=== REQUIRED WORK ===
Check each line of the data for "Published", and copy the ones that have it.

══ RECORDS SHOWN ══

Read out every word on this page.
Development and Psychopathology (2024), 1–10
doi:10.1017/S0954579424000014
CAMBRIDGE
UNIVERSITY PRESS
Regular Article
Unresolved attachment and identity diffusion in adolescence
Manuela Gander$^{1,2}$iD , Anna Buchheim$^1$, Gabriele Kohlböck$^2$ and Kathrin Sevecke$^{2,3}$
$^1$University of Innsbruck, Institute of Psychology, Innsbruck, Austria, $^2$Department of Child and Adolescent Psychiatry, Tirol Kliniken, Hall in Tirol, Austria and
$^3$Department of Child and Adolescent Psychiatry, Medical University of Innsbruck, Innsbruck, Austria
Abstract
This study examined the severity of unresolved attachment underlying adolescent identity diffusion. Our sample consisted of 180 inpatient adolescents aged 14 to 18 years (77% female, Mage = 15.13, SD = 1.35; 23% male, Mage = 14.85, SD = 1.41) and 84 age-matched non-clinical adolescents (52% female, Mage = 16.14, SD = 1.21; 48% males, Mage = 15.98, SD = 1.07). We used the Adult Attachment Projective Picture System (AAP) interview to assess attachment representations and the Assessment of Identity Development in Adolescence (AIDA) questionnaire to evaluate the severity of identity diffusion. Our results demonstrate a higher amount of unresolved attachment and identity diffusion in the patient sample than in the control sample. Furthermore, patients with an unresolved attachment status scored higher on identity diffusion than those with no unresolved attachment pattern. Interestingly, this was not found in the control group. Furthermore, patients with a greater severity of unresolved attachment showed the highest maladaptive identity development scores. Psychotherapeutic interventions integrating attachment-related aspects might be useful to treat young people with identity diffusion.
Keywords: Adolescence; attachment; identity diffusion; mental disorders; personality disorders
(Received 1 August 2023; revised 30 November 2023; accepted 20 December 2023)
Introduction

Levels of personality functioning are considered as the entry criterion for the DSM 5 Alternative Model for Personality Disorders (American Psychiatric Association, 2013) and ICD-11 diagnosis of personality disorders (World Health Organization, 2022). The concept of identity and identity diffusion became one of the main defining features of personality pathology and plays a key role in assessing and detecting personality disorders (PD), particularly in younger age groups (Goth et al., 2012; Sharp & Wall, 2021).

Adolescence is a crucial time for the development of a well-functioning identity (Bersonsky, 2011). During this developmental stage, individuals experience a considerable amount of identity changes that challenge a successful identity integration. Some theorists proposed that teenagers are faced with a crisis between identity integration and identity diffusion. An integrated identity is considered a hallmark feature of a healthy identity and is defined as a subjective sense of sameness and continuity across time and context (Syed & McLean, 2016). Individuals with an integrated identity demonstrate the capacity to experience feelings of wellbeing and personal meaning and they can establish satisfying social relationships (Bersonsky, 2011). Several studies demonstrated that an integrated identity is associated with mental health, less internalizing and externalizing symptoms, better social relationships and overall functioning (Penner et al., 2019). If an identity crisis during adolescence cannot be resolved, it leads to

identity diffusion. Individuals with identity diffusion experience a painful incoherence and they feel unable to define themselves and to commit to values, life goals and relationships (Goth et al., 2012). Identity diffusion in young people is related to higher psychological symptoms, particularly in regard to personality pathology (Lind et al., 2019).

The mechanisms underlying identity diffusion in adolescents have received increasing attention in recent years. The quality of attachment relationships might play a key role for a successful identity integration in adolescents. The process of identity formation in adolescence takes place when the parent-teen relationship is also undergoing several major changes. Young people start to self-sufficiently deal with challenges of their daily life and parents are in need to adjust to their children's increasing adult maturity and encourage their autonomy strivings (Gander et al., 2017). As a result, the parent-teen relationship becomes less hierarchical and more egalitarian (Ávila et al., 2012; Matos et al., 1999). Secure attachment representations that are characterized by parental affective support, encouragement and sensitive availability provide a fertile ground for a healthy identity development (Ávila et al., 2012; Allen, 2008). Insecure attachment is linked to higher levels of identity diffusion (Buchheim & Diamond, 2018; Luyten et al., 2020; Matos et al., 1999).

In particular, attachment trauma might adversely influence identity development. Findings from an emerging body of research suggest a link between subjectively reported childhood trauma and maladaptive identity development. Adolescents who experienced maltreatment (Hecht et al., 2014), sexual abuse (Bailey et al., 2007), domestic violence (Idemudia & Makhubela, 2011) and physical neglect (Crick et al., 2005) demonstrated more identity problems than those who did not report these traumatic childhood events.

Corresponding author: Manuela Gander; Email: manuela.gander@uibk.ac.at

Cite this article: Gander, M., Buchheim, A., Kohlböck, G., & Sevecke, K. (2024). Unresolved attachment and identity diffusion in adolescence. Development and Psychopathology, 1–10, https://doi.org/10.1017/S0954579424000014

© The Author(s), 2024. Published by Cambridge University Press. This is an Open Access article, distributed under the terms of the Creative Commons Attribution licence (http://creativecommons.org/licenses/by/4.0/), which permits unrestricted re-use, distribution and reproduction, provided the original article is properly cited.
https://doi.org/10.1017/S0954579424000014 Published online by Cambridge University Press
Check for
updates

═══

=== OUTPUT OF THE EXERCISE ===
© The Author(s), 2024. Published by Cambridge University Press. This is an Open Access article, distributed under the terms of the Creative Commons Attribution licence (http://creativecommons.org/licenses/by/4.0/), which permits unrestricted re-use, distribution and reproduction, provided the original article is properly cited.
https://doi.org/10.1017/S0954579424000014 Published online by Cambridge University Press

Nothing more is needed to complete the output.